[Task instructions] Leaving out the pictures, retype all the material exactly.

[Recorded data]

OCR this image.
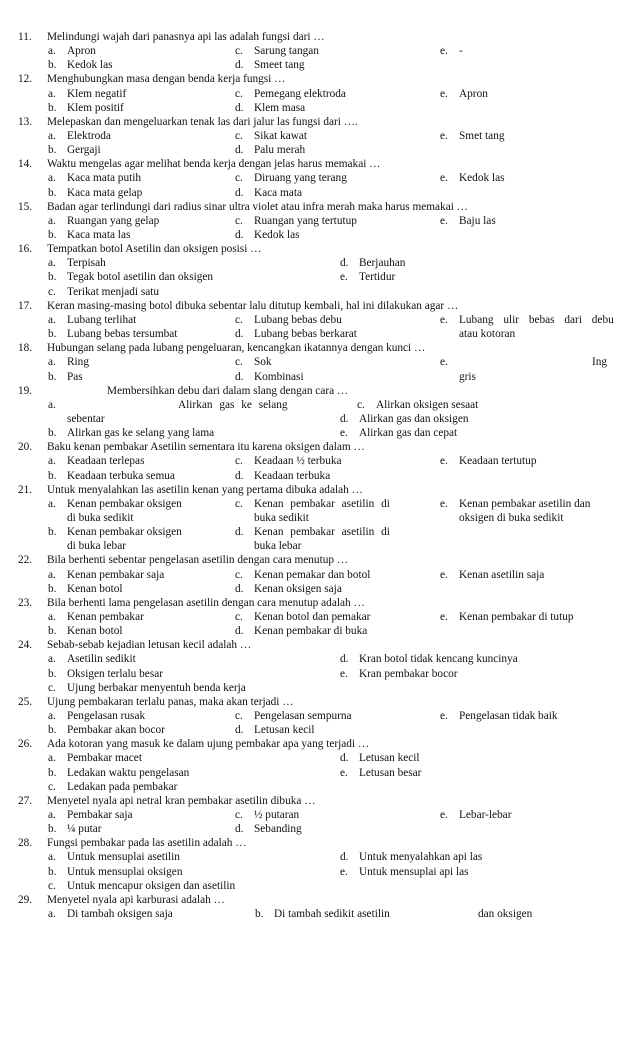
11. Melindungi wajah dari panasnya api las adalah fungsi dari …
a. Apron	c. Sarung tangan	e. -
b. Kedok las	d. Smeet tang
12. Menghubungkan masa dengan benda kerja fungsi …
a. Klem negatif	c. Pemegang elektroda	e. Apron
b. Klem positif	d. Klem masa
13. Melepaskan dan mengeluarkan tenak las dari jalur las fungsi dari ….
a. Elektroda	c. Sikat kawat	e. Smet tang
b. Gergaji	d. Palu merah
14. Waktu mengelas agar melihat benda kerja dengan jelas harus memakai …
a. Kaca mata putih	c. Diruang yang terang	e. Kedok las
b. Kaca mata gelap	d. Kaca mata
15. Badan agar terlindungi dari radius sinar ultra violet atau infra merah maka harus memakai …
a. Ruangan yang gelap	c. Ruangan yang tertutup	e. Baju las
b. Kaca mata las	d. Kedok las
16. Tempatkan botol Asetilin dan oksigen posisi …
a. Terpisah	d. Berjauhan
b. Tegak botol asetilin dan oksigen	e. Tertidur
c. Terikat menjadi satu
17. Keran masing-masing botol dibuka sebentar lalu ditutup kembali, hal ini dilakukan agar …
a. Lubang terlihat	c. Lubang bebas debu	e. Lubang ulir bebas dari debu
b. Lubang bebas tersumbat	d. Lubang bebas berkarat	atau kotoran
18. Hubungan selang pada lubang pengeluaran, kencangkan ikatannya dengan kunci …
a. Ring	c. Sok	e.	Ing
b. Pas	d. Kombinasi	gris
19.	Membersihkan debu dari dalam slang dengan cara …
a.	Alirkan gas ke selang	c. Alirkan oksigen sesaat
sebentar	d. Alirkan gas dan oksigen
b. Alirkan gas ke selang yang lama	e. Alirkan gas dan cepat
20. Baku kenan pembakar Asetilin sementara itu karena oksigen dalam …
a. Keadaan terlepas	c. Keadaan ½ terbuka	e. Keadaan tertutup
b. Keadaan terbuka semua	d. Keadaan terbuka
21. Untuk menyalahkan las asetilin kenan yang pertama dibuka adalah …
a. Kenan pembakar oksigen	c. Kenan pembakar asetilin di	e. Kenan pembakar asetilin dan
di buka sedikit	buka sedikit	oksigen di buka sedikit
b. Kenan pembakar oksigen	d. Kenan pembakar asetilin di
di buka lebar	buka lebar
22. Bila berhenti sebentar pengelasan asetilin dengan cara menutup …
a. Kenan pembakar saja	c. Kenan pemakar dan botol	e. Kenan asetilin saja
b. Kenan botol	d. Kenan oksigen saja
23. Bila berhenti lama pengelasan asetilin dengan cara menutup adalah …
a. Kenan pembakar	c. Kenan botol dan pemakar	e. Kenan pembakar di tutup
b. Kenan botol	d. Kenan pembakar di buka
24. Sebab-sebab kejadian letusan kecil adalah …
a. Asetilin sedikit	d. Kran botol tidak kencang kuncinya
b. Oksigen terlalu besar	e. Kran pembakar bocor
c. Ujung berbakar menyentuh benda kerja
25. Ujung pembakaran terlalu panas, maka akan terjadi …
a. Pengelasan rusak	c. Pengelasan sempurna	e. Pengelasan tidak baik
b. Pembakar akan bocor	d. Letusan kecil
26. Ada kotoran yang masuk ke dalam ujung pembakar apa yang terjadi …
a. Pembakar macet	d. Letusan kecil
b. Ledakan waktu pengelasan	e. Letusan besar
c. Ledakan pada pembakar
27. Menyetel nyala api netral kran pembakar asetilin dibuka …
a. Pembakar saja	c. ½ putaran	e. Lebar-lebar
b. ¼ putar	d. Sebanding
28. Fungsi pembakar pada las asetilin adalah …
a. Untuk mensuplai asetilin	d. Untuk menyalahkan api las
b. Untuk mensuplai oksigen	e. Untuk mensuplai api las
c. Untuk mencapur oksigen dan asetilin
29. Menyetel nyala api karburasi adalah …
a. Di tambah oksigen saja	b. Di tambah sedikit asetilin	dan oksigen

[In response]
OCR this image.
11. Melindungi wajah dari panasnya api las adalah fungsi dari …
a. Apron	c. Sarung tangan	e. -
b. Kedok las	d. Smeet tang
12. Menghubungkan masa dengan benda kerja fungsi …
a. Klem negatif	c. Pemegang elektroda	e. Apron
b. Klem positif	d. Klem masa
13. Melepaskan dan mengeluarkan tenak las dari jalur las fungsi dari ….
a. Elektroda	c. Sikat kawat	e. Smet tang
b. Gergaji	d. Palu merah
14. Waktu mengelas agar melihat benda kerja dengan jelas harus memakai …
a. Kaca mata putih	c. Diruang yang terang	e. Kedok las
b. Kaca mata gelap	d. Kaca mata
15. Badan agar terlindungi dari radius sinar ultra violet atau infra merah maka harus memakai …
a. Ruangan yang gelap	c. Ruangan yang tertutup	e. Baju las
b. Kaca mata las	d. Kedok las
16. Tempatkan botol Asetilin dan oksigen posisi …
a. Terpisah	d. Berjauhan
b. Tegak botol asetilin dan oksigen	e. Tertidur
c. Terikat menjadi satu
17. Keran masing-masing botol dibuka sebentar lalu ditutup kembali, hal ini dilakukan agar …
a. Lubang terlihat	c. Lubang bebas debu	e. Lubang ulir bebas dari debu
b. Lubang bebas tersumbat	d. Lubang bebas berkarat	atau kotoran
18. Hubungan selang pada lubang pengeluaran, kencangkan ikatannya dengan kunci …
a. Ring	c. Sok	e.	Ing
b. Pas	d. Kombinasi	gris
19.	Membersihkan debu dari dalam slang dengan cara …
a.	Alirkan gas ke selang	c. Alirkan oksigen sesaat
sebentar	d. Alirkan gas dan oksigen
b. Alirkan gas ke selang yang lama	e. Alirkan gas dan cepat
20. Baku kenan pembakar Asetilin sementara itu karena oksigen dalam …
a. Keadaan terlepas	c. Keadaan ½ terbuka	e. Keadaan tertutup
b. Keadaan terbuka semua	d. Keadaan terbuka
21. Untuk menyalahkan las asetilin kenan yang pertama dibuka adalah …
a. Kenan pembakar oksigen	c. Kenan pembakar asetilin di	e. Kenan pembakar asetilin dan
di buka sedikit	buka sedikit	oksigen di buka sedikit
b. Kenan pembakar oksigen	d. Kenan pembakar asetilin di
di buka lebar	buka lebar
22. Bila berhenti sebentar pengelasan asetilin dengan cara menutup …
a. Kenan pembakar saja	c. Kenan pemakar dan botol	e. Kenan asetilin saja
b. Kenan botol	d. Kenan oksigen saja
23. Bila berhenti lama pengelasan asetilin dengan cara menutup adalah …
a. Kenan pembakar	c. Kenan botol dan pemakar	e. Kenan pembakar di tutup
b. Kenan botol	d. Kenan pembakar di buka
24. Sebab-sebab kejadian letusan kecil adalah …
a. Asetilin sedikit	d. Kran botol tidak kencang kuncinya
b. Oksigen terlalu besar	e. Kran pembakar bocor
c. Ujung berbakar menyentuh benda kerja
25. Ujung pembakaran terlalu panas, maka akan terjadi …
a. Pengelasan rusak	c. Pengelasan sempurna	e. Pengelasan tidak baik
b. Pembakar akan bocor	d. Letusan kecil
26. Ada kotoran yang masuk ke dalam ujung pembakar apa yang terjadi …
a. Pembakar macet	d. Letusan kecil
b. Ledakan waktu pengelasan	e. Letusan besar
c. Ledakan pada pembakar
27. Menyetel nyala api netral kran pembakar asetilin dibuka …
a. Pembakar saja	c. ½ putaran	e. Lebar-lebar
b. ¼ putar	d. Sebanding
28. Fungsi pembakar pada las asetilin adalah …
a. Untuk mensuplai asetilin	d. Untuk menyalahkan api las
b. Untuk mensuplai oksigen	e. Untuk mensuplai api las
c. Untuk mencapur oksigen dan asetilin
29. Menyetel nyala api karburasi adalah …
a. Di tambah oksigen saja	b. Di tambah sedikit asetilin	dan oksigen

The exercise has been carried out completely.